- _Aim of the task_:
Consider the data that follows and state how many lines contain the string "Tipe", using the number alone.

begin

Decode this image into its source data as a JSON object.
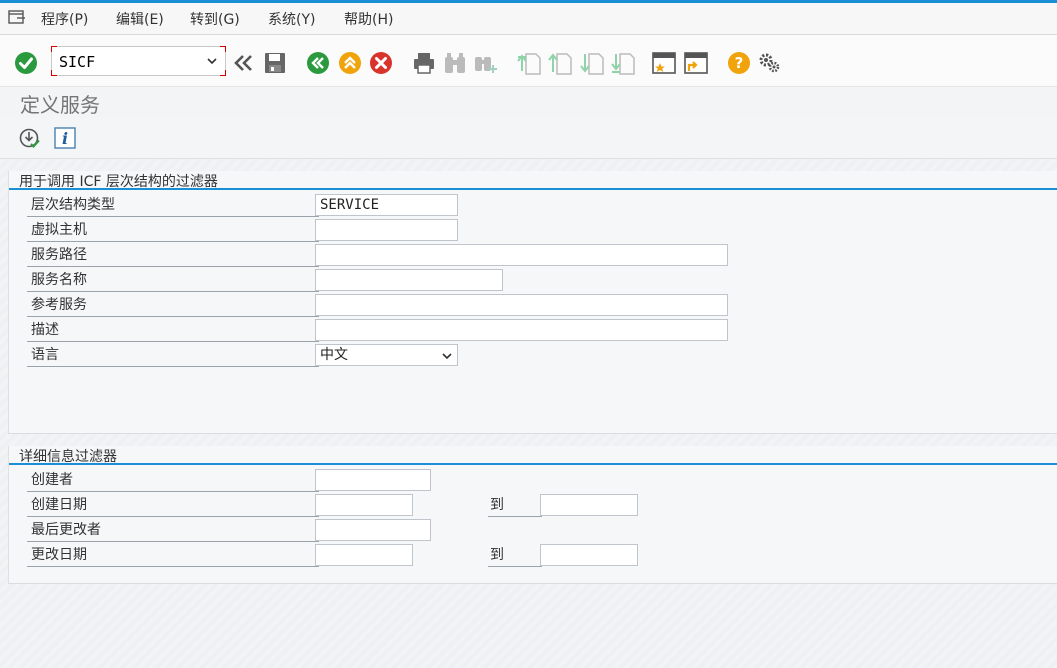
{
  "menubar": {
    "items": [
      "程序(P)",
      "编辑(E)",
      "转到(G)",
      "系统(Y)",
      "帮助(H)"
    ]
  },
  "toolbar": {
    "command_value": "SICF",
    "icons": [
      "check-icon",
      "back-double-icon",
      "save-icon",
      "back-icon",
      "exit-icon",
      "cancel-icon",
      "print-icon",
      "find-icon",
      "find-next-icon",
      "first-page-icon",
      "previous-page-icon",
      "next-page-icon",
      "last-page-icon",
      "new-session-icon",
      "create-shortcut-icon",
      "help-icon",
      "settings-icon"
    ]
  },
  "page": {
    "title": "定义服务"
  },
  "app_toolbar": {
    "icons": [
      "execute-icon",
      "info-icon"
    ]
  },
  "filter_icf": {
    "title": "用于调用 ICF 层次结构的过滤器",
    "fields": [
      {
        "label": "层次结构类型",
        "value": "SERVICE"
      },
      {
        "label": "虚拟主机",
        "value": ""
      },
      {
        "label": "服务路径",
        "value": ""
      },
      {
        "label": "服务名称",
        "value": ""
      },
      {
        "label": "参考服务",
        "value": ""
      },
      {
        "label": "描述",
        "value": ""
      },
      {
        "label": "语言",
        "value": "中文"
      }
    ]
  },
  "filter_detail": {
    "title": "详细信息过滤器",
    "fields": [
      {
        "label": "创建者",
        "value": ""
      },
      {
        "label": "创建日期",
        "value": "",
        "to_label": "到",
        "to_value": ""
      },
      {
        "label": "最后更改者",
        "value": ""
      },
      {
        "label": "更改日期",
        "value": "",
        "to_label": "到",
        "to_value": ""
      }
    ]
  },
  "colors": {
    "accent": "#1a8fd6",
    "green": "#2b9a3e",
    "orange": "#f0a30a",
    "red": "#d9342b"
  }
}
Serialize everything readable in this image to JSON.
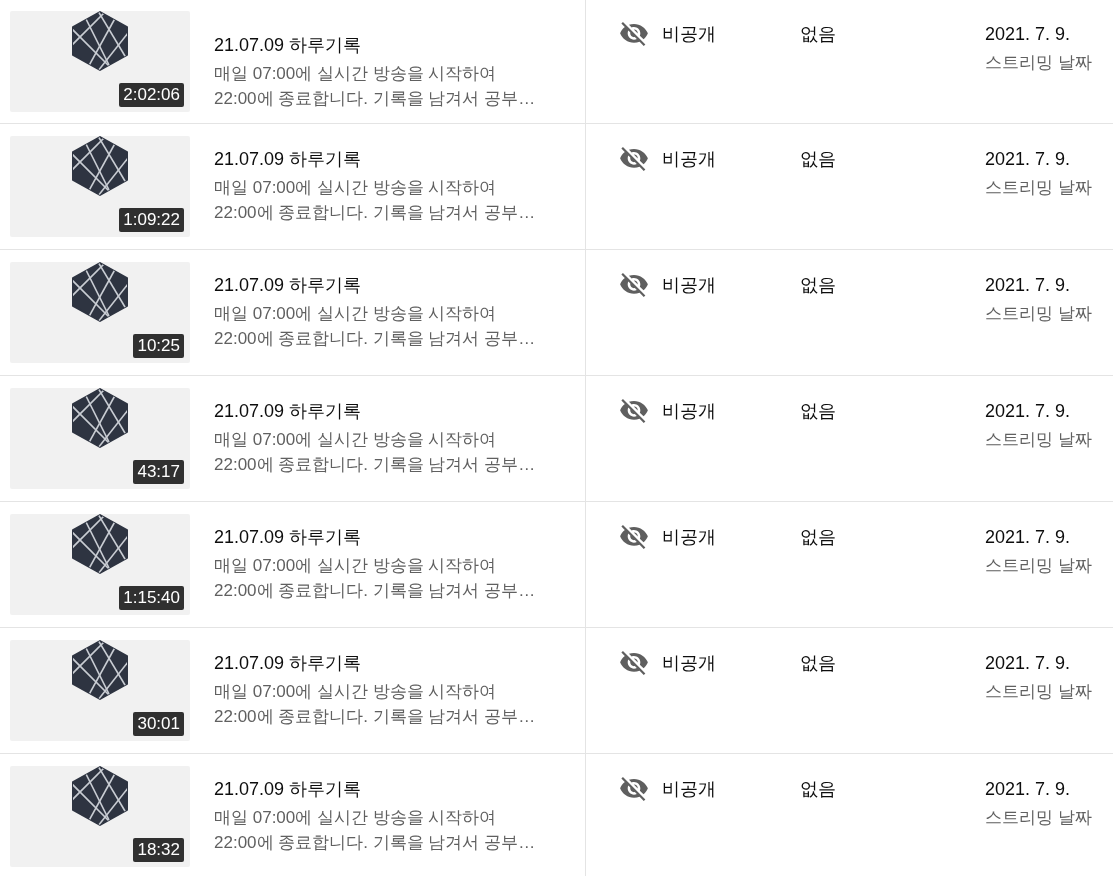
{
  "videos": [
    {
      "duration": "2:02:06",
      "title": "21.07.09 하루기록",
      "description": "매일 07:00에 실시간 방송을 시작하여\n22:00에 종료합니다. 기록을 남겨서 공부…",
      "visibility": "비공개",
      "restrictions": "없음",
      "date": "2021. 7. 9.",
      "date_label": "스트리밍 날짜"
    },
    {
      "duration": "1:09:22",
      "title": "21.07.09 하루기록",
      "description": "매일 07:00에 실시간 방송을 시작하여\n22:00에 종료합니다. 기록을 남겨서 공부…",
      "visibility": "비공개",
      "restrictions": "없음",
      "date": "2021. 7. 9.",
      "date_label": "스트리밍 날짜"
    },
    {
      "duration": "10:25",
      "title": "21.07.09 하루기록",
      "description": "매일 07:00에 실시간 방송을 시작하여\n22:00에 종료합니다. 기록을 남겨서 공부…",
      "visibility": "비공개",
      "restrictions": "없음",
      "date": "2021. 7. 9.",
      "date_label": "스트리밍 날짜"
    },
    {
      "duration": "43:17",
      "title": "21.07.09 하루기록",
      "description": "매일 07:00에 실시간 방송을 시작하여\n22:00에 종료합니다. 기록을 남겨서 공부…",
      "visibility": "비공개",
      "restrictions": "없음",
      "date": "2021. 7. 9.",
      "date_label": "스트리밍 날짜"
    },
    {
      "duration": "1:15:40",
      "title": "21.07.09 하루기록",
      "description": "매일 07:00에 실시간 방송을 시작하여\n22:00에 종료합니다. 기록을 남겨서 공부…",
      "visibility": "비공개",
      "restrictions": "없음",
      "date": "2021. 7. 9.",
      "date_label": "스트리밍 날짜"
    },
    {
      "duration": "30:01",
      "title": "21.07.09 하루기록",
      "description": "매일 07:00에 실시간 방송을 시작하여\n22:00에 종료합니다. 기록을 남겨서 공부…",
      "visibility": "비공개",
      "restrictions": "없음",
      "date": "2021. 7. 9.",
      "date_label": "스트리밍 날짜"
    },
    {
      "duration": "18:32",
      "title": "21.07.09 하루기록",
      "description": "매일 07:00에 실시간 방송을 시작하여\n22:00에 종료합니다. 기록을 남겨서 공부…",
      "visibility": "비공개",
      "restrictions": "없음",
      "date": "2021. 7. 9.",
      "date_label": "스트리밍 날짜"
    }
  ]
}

end
begin

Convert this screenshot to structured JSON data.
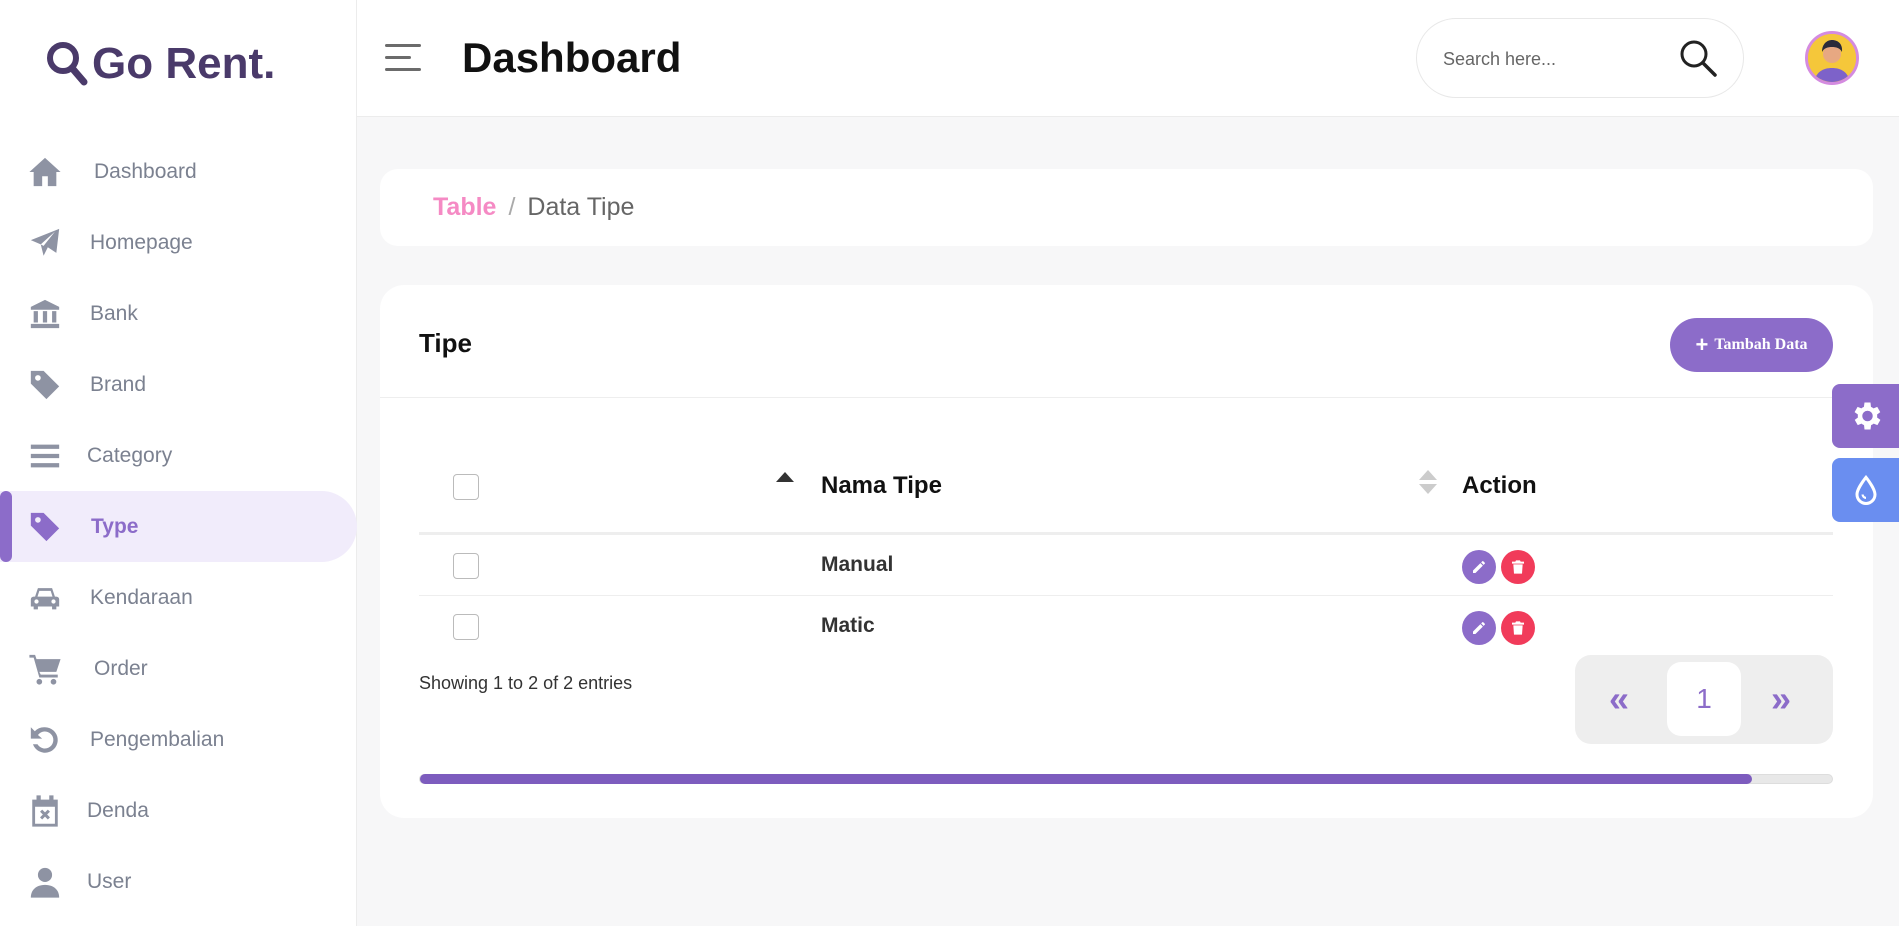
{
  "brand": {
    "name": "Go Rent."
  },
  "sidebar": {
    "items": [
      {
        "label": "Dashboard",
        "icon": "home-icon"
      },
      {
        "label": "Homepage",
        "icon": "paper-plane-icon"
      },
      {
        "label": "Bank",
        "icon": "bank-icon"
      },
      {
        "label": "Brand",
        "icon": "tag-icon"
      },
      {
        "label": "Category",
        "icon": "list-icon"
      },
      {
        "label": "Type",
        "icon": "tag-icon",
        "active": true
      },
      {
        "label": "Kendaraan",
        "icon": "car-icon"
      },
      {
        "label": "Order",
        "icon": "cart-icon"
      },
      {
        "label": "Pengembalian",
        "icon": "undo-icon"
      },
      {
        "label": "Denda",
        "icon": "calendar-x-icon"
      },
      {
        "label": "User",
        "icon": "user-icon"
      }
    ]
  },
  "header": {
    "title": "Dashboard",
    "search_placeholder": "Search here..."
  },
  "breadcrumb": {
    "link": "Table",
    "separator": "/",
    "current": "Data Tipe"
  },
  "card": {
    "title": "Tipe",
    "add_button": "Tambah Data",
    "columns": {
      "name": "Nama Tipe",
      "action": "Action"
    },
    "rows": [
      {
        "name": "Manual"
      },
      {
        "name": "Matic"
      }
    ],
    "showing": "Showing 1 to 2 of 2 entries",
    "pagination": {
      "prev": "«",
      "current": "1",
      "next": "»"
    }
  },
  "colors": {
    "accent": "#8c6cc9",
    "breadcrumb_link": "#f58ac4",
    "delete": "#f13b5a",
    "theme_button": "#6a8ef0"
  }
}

end

- _Written solution_:
3